───── Data for the task ─────

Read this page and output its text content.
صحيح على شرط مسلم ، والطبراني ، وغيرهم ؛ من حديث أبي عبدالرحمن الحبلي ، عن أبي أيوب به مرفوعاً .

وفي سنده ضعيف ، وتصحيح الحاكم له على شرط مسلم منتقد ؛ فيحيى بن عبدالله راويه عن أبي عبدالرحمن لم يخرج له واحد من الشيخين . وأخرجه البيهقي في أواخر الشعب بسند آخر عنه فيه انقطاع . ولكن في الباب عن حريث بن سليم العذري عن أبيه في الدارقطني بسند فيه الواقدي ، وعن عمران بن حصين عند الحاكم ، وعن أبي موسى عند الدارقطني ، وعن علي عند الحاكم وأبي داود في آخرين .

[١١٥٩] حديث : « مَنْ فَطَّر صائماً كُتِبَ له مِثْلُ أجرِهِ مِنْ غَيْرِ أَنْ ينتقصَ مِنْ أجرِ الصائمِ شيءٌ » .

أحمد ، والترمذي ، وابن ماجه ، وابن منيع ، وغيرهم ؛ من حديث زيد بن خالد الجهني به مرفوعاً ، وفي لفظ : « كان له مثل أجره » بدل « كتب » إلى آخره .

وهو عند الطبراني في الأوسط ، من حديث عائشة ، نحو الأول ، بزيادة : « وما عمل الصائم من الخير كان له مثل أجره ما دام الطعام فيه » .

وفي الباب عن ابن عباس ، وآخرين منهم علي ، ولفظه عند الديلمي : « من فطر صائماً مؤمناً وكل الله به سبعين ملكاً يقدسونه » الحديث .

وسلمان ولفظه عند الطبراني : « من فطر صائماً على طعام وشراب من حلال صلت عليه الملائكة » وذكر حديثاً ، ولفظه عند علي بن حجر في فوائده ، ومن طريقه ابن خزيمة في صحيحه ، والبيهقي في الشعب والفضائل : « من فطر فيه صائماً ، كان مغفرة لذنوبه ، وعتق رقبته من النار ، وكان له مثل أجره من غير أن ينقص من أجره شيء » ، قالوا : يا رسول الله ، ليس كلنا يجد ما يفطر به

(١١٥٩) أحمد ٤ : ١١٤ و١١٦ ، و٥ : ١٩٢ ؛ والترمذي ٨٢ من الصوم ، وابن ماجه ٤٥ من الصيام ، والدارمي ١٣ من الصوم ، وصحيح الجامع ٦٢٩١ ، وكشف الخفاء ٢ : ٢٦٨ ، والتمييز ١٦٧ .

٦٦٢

─────

**To be done**
Transcribe every entry exactly, omitting nothing.

**Exercise answer**
Read this page and output its text content.
صحيح على شرط مسلم ، والطبراني ، وغيرهم ؛ من حديث أبي عبدالرحمن الحبلي ، عن أبي أيوب به مرفوعاً .

وفي سنده ضعيف ، وتصحيح الحاكم له على شرط مسلم منتقد ؛ فيحيى بن عبدالله راويه عن أبي عبدالرحمن لم يخرج له واحد من الشيخين . وأخرجه البيهقي في أواخر الشعب بسند آخر عنه فيه انقطاع . ولكن في الباب عن حريث بن سليم العذري عن أبيه في الدارقطني بسند فيه الواقدي ، وعن عمران بن حصين عند الحاكم ، وعن أبي موسى عند الدارقطني ، وعن علي عند الحاكم وأبي داود في آخرين .

[١١٥٩] حديث : « مَنْ فَطَّر صائماً كُتِبَ له مِثْلُ أجرِهِ مِنْ غَيْرِ أَنْ ينتقصَ مِنْ أجرِ الصائمِ شيءٌ » .

أحمد ، والترمذي ، وابن ماجه ، وابن منيع ، وغيرهم ؛ من حديث زيد بن خالد الجهني به مرفوعاً ، وفي لفظ : « كان له مثل أجره » بدل « كتب » إلى آخره .

وهو عند الطبراني في الأوسط ، من حديث عائشة ، نحو الأول ، بزيادة : « وما عمل الصائم من الخير كان له مثل أجره ما دام الطعام فيه » .

وفي الباب عن ابن عباس ، وآخرين منهم علي ، ولفظه عند الديلمي : « من فطر صائماً مؤمناً وكل الله به سبعين ملكاً يقدسونه » الحديث .

وسلمان ولفظه عند الطبراني : « من فطر صائماً على طعام وشراب من حلال صلت عليه الملائكة » وذكر حديثاً ، ولفظه عند علي بن حجر في فوائده ، ومن طريقه ابن خزيمة في صحيحه ، والبيهقي في الشعب والفضائل : « من فطر فيه صائماً ، كان مغفرة لذنوبه ، وعتق رقبته من النار ، وكان له مثل أجره من غير أن ينقص من أجره شيء » ، قالوا : يا رسول الله ، ليس كلنا يجد ما يفطر به

(١١٥٩) أحمد ٤ : ١١٤ و١١٦ ، و٥ : ١٩٢ ؛ والترمذي ٨٢ من الصوم ، وابن ماجه ٤٥ من الصيام ، والدارمي ١٣ من الصوم ، وصحيح الجامع ٦٢٩١ ، وكشف الخفاء ٢ : ٢٦٨ ، والتمييز ١٦٧ .

٦٦٢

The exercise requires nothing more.